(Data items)
---*---

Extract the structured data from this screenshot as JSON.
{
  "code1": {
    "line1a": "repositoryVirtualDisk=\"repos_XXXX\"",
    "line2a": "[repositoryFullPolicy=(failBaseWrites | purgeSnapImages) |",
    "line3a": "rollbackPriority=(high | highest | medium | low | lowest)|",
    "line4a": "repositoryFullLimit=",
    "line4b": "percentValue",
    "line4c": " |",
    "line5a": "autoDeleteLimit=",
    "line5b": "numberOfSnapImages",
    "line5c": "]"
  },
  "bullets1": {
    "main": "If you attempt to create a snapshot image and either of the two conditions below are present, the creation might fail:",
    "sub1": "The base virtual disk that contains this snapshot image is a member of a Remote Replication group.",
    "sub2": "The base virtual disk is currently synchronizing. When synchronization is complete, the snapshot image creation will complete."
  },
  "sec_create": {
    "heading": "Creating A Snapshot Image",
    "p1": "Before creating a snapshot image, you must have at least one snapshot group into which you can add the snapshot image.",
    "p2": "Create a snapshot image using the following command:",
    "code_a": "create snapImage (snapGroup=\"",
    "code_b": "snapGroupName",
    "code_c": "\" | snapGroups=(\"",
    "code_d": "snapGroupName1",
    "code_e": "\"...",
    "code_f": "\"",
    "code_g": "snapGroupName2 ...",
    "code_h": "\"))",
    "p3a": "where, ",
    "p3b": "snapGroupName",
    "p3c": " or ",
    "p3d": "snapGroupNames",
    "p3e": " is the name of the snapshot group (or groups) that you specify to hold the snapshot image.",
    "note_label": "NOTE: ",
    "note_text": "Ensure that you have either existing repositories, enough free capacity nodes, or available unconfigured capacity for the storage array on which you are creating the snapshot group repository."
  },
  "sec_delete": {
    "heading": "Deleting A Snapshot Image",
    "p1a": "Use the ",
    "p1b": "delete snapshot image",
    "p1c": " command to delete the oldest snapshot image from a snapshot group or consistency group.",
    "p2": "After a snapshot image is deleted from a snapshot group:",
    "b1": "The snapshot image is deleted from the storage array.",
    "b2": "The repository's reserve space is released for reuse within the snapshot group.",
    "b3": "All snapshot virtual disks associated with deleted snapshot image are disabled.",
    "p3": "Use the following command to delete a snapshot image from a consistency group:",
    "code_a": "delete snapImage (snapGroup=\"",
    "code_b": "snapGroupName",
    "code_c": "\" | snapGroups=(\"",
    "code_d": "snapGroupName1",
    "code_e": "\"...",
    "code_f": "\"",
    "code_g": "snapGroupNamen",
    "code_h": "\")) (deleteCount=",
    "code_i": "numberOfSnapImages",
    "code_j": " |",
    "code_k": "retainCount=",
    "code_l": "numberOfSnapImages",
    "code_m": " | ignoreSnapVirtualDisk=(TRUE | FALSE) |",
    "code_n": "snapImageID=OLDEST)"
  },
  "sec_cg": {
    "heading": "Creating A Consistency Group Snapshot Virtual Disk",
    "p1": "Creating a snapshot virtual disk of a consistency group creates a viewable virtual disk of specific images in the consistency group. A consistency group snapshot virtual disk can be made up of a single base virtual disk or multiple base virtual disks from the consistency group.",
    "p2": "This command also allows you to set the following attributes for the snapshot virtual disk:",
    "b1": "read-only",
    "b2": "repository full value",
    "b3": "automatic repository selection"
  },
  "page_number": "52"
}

---*---

### [WRITTEN EXERCISE]
Collect, from the material above, every line containing the word "array".

### [SOLUTION BELOW]
    "note_text": "Ensure that you have either existing repositories, enough free capacity nodes, or available unconfigured capacity for the storage array on which you are creating the snapshot group repository."
    "b1": "The snapshot image is deleted from the storage array.",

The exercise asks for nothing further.